Pick out every row below that contains the string "cứng", and copy each of those rows in full.

* DATASET EXTRACT *

-- Start --

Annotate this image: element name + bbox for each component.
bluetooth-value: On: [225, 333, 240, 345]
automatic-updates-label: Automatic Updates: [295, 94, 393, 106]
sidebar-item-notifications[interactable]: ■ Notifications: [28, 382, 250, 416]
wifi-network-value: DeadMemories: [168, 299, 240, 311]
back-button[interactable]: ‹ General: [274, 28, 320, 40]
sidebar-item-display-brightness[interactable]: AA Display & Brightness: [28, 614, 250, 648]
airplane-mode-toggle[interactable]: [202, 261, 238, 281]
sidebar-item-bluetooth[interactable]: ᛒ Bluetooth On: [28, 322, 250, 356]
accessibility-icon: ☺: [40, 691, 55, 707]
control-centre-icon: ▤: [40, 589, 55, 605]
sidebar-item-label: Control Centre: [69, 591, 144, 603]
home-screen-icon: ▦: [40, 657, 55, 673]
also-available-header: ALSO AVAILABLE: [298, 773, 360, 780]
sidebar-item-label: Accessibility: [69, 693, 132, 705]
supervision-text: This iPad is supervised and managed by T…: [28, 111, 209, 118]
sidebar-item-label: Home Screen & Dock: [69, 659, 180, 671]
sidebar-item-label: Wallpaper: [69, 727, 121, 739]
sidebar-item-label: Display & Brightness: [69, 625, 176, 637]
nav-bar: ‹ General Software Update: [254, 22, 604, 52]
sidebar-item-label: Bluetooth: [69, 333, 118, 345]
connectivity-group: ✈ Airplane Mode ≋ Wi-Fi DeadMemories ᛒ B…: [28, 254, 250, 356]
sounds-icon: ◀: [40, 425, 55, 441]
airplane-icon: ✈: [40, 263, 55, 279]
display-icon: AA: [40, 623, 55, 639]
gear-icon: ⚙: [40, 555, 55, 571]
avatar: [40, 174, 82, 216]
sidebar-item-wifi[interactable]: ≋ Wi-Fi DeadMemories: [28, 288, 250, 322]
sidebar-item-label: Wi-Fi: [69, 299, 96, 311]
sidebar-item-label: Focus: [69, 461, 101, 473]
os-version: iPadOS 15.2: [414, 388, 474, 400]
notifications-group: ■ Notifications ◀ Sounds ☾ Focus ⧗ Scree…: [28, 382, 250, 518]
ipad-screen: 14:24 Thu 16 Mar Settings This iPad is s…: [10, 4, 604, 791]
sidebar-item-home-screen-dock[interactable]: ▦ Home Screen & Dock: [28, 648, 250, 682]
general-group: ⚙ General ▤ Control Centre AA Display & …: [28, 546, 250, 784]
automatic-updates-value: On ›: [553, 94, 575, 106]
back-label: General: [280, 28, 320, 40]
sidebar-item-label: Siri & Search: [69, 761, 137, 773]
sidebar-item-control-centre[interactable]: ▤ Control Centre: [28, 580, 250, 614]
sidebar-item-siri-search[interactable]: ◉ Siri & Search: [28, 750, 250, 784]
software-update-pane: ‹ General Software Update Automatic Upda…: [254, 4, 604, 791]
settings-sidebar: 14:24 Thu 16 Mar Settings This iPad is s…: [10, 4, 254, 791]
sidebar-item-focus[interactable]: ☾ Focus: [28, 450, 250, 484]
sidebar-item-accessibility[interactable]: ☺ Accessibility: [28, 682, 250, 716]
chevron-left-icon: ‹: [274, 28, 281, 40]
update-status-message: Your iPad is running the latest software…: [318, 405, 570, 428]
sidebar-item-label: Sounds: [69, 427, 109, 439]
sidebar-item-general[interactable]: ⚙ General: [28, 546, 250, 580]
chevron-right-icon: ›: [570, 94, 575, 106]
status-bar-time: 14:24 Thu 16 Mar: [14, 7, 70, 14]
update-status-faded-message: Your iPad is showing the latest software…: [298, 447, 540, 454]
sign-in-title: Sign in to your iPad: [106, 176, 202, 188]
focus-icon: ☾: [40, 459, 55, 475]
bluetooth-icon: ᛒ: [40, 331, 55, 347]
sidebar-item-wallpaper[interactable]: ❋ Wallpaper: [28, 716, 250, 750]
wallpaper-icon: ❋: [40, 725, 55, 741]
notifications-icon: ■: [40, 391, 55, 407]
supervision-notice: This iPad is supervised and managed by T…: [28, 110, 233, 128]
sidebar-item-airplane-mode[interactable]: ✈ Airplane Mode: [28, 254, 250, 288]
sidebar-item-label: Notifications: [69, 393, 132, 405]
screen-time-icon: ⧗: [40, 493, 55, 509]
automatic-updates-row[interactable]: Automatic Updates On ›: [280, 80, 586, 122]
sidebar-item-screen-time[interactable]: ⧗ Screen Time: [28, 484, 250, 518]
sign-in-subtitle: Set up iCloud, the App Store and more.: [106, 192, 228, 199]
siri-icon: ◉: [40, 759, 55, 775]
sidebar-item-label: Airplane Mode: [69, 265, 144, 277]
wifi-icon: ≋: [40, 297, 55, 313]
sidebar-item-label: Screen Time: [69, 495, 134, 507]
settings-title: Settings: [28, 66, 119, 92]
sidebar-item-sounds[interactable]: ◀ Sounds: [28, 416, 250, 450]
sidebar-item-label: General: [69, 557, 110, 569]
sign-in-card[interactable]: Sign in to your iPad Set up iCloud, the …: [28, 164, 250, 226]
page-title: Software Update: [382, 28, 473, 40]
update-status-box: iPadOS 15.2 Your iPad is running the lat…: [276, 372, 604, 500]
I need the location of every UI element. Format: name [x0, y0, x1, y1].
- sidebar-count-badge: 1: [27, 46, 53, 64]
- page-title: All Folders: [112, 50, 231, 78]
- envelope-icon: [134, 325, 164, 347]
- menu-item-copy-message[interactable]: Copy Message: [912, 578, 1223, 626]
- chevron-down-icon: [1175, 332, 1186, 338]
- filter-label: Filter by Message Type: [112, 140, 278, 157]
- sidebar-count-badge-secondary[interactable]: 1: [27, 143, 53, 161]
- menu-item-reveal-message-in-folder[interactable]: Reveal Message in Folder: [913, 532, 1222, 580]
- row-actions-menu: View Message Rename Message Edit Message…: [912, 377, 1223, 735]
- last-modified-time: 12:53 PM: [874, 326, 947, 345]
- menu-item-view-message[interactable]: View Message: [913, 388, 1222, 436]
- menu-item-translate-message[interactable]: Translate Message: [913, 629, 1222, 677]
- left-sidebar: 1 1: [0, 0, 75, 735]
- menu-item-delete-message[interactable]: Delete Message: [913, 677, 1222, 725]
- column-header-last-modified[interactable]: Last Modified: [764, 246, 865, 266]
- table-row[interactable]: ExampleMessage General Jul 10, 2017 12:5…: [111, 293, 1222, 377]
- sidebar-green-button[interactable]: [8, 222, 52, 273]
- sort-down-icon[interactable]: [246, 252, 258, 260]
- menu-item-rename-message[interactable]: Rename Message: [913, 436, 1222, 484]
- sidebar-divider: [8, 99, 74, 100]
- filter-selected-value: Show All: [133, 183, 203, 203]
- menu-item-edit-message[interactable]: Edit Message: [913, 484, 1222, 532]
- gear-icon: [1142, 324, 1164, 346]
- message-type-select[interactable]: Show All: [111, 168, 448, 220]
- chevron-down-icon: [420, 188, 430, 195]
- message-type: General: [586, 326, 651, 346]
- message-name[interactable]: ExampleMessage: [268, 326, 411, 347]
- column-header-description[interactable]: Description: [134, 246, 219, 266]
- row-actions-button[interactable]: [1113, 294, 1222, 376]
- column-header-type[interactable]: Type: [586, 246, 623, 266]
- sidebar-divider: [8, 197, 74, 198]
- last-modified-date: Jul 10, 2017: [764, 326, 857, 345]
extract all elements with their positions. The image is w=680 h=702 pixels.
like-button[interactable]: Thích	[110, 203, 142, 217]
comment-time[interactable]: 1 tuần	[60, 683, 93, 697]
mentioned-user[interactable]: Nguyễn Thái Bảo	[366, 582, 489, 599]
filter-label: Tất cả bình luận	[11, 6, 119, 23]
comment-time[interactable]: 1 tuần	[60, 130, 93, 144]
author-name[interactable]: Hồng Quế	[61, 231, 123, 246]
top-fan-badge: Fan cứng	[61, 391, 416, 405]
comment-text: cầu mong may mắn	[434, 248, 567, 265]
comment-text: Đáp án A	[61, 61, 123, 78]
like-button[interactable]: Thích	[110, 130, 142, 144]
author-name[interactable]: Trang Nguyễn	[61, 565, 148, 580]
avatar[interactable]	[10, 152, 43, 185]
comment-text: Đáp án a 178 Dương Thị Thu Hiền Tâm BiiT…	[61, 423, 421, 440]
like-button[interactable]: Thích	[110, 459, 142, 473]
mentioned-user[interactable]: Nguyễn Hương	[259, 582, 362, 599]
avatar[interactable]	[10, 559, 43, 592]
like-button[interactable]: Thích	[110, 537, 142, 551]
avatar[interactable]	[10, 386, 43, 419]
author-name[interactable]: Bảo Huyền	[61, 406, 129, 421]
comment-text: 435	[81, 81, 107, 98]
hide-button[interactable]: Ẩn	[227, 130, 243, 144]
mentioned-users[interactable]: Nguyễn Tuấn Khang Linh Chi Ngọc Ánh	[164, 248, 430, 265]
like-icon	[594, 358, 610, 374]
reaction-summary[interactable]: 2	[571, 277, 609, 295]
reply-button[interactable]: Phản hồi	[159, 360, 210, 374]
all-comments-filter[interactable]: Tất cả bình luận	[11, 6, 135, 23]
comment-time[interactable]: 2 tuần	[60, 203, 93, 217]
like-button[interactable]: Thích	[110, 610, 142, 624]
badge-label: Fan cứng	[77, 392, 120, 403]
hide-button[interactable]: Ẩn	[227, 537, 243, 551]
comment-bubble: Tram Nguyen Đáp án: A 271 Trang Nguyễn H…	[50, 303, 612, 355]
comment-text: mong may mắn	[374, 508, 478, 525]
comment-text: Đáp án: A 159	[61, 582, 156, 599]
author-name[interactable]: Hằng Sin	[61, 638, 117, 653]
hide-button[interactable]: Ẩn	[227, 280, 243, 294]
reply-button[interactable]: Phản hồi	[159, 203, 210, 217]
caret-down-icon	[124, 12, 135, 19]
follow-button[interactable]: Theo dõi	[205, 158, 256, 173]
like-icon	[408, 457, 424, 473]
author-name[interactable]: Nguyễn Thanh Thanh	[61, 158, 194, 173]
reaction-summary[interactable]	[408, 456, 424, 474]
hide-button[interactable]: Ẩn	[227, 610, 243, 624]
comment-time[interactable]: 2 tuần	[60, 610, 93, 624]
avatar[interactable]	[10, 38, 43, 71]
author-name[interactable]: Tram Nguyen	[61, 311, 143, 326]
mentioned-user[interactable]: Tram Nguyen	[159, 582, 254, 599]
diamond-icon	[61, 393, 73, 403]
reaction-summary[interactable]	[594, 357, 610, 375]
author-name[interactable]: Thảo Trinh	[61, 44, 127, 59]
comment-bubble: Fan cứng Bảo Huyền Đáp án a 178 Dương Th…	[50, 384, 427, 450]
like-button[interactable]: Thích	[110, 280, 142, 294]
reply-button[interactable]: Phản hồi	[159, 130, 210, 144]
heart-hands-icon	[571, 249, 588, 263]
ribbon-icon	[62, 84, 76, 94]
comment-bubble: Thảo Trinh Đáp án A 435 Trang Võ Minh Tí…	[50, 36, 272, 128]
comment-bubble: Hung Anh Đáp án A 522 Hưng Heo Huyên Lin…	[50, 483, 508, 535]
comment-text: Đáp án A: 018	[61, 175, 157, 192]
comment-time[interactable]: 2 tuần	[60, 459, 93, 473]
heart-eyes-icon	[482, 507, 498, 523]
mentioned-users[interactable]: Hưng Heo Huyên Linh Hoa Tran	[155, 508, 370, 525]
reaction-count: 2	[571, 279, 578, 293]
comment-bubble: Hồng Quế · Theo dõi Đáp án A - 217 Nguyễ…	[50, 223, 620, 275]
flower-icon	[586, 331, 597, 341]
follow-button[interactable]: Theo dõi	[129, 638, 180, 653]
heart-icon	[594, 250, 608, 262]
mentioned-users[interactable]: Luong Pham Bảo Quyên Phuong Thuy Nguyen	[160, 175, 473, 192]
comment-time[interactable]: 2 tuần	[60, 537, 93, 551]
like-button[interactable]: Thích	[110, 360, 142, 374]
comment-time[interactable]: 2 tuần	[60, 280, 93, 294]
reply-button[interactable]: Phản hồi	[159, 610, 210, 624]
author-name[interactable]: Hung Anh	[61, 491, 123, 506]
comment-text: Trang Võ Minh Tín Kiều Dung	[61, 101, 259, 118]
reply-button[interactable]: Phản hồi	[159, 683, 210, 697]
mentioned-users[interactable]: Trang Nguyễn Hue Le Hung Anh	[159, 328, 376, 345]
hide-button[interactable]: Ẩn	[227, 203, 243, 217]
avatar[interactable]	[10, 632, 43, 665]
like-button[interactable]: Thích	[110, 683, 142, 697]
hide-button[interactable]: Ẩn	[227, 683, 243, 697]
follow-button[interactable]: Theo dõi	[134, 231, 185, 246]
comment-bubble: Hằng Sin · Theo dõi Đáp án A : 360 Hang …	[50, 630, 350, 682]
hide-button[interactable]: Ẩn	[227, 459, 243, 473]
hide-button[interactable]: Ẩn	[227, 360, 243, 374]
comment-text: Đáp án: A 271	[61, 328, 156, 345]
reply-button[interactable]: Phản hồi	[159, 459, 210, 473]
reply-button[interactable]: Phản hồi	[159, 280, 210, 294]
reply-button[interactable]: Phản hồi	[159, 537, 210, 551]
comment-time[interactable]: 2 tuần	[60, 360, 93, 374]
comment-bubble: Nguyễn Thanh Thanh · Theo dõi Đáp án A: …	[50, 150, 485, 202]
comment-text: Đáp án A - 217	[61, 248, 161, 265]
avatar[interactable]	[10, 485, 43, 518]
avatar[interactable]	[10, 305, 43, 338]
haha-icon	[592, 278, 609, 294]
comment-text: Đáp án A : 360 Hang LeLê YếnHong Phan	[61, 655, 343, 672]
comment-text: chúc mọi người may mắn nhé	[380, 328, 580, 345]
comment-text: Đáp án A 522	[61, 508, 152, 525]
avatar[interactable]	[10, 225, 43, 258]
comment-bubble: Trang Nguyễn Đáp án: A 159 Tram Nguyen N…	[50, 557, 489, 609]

-- End --

* WRITTEN RESPONSE *
top-fan-badge: Fan cứng	[61, 391, 416, 405]
badge-label: Fan cứng	[77, 392, 120, 403]
comment-bubble: Fan cứng Bảo Huyền Đáp án a 178 Dương Th…	[50, 384, 427, 450]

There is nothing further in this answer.